## [Short exercise]
In how many lines does the string "Arizona" appear? Answer with the number only.
────────────────────────────────────────
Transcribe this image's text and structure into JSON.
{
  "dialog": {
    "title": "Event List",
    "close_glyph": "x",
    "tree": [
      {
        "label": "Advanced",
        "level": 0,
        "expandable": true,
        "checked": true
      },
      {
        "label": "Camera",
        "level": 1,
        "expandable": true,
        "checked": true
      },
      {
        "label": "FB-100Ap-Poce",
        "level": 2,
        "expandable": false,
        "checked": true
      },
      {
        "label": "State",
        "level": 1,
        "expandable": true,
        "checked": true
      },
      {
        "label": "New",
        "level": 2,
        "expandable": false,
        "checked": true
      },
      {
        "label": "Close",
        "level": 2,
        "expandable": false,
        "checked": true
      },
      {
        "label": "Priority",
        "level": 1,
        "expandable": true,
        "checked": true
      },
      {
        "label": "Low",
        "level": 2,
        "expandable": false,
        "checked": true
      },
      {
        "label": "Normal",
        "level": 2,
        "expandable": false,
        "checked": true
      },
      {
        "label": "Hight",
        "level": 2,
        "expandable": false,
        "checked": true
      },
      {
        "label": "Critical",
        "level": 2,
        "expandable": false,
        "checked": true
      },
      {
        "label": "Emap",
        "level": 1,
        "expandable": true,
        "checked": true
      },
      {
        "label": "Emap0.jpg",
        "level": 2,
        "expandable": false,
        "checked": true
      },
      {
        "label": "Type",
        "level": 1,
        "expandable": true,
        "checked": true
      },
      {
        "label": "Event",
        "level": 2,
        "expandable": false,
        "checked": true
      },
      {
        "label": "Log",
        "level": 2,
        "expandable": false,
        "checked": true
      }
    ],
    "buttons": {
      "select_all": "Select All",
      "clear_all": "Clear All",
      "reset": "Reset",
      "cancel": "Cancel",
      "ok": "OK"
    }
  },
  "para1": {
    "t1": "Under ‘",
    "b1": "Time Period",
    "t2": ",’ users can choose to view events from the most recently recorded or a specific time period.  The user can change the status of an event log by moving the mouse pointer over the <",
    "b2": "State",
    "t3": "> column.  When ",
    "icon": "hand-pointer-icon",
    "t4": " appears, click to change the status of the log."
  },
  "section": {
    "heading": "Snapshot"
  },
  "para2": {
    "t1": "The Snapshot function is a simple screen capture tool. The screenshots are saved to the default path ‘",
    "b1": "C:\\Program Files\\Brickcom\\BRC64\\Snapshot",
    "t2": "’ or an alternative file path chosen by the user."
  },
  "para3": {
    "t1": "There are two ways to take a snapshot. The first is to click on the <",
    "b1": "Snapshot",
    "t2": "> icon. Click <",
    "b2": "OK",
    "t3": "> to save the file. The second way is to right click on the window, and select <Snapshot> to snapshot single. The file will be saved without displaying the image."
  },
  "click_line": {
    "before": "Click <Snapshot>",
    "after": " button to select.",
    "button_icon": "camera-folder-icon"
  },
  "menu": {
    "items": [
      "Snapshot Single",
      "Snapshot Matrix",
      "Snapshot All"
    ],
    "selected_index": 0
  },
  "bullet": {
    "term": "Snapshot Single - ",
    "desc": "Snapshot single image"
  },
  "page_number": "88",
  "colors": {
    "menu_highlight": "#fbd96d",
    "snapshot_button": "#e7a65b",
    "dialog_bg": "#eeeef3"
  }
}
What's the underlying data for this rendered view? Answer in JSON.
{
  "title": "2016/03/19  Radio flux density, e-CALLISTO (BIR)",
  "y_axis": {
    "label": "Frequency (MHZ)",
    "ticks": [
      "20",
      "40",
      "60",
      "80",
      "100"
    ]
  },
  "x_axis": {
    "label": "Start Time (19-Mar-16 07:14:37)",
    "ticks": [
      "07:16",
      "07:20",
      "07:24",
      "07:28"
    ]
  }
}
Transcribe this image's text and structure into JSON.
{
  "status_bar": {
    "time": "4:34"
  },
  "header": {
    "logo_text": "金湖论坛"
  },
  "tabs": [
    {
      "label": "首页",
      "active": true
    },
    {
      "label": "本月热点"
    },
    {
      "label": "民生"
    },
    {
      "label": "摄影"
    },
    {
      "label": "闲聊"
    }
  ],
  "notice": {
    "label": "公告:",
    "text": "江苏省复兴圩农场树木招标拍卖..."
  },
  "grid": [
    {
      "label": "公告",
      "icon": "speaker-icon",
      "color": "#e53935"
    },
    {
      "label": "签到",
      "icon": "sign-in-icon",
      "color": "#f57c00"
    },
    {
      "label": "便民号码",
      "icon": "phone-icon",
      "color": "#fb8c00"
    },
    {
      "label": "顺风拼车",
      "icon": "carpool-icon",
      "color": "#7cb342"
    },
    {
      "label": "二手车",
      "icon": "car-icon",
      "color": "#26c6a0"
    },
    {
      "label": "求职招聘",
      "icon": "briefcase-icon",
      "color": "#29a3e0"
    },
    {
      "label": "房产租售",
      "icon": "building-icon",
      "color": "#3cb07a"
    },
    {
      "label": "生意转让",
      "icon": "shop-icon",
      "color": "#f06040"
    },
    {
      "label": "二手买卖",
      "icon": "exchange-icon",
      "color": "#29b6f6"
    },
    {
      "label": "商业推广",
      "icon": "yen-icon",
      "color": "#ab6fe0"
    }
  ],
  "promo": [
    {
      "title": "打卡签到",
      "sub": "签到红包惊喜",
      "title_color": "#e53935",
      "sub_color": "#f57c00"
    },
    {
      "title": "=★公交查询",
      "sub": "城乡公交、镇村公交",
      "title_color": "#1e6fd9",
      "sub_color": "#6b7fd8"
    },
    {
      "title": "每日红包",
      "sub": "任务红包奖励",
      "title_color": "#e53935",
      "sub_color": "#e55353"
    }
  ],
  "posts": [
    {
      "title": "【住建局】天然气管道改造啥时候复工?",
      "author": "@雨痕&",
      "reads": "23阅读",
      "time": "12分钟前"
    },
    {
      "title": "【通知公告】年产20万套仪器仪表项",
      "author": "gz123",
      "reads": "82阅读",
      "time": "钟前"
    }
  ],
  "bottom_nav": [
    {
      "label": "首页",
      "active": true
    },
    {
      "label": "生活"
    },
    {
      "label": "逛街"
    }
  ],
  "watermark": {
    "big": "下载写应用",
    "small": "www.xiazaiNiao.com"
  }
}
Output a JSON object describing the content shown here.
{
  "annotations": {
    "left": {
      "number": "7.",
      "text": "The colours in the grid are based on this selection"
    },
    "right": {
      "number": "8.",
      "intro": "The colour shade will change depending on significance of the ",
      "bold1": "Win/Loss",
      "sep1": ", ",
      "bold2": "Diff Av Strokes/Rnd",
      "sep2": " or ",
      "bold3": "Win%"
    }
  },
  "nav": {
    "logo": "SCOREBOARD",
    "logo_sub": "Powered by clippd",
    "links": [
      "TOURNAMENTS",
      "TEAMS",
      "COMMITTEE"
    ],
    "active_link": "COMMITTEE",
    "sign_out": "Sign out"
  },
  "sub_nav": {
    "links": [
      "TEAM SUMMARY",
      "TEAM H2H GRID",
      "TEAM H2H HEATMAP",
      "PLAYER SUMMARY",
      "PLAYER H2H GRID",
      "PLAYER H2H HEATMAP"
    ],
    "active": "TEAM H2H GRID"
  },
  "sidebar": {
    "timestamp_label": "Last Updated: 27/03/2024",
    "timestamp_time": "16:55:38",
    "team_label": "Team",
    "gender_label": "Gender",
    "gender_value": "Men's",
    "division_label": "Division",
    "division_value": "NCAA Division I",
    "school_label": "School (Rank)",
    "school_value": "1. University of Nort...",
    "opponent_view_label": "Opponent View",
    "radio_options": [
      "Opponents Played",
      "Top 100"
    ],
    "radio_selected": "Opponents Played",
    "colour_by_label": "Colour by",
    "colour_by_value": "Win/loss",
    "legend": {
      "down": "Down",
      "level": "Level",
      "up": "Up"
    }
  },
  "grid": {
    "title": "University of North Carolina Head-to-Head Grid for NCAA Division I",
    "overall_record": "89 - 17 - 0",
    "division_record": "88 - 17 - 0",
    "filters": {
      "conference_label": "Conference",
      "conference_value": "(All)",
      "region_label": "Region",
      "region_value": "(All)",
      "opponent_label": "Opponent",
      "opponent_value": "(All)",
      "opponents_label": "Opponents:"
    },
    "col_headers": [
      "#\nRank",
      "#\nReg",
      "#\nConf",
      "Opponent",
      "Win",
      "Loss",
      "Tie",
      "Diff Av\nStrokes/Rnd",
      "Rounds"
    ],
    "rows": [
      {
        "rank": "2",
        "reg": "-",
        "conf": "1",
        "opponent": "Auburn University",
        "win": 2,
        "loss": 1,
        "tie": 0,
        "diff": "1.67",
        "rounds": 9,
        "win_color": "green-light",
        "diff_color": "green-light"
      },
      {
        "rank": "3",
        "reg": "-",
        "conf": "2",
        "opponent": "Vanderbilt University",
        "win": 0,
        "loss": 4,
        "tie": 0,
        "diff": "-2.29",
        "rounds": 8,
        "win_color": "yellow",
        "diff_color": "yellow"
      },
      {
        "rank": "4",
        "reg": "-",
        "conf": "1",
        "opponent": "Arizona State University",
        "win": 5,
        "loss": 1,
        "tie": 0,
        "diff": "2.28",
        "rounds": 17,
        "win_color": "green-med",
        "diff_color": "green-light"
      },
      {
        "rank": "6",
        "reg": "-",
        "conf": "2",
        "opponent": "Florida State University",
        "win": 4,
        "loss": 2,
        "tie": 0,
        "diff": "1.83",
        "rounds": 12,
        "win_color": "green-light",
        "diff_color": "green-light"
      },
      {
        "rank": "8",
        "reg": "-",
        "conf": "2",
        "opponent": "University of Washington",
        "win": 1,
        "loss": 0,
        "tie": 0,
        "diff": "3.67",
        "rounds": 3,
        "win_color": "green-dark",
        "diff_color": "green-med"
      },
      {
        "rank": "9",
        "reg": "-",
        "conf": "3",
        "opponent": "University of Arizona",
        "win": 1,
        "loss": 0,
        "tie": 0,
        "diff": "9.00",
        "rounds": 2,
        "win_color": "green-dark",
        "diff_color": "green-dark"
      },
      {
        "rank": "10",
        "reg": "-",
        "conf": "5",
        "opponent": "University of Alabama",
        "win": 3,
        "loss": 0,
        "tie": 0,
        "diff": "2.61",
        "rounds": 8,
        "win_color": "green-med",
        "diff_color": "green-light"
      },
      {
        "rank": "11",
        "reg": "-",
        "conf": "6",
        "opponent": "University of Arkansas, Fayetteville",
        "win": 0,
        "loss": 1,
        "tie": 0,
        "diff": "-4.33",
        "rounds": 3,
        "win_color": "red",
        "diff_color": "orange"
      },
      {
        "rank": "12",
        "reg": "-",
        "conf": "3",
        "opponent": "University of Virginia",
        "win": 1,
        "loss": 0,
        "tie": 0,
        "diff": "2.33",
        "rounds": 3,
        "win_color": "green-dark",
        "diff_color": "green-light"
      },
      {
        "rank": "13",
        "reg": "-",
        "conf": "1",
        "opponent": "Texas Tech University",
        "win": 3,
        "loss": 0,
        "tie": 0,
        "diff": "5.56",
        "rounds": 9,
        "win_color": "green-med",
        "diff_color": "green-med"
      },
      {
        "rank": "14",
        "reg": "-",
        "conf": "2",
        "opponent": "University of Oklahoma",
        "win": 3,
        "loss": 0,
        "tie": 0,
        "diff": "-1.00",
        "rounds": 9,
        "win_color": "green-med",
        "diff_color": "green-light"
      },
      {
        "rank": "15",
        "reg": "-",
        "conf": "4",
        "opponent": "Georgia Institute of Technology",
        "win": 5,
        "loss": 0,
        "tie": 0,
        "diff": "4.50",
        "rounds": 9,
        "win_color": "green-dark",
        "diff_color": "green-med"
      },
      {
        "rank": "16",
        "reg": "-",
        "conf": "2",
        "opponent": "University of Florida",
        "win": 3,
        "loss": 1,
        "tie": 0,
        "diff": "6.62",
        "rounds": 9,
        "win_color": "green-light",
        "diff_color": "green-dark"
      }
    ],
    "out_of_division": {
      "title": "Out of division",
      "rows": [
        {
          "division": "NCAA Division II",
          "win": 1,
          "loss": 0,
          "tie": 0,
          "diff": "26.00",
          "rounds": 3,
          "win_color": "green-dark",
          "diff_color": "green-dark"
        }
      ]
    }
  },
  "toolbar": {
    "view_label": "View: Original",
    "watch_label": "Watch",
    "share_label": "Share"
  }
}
────────────────────────────────────────
## [Task solution]
2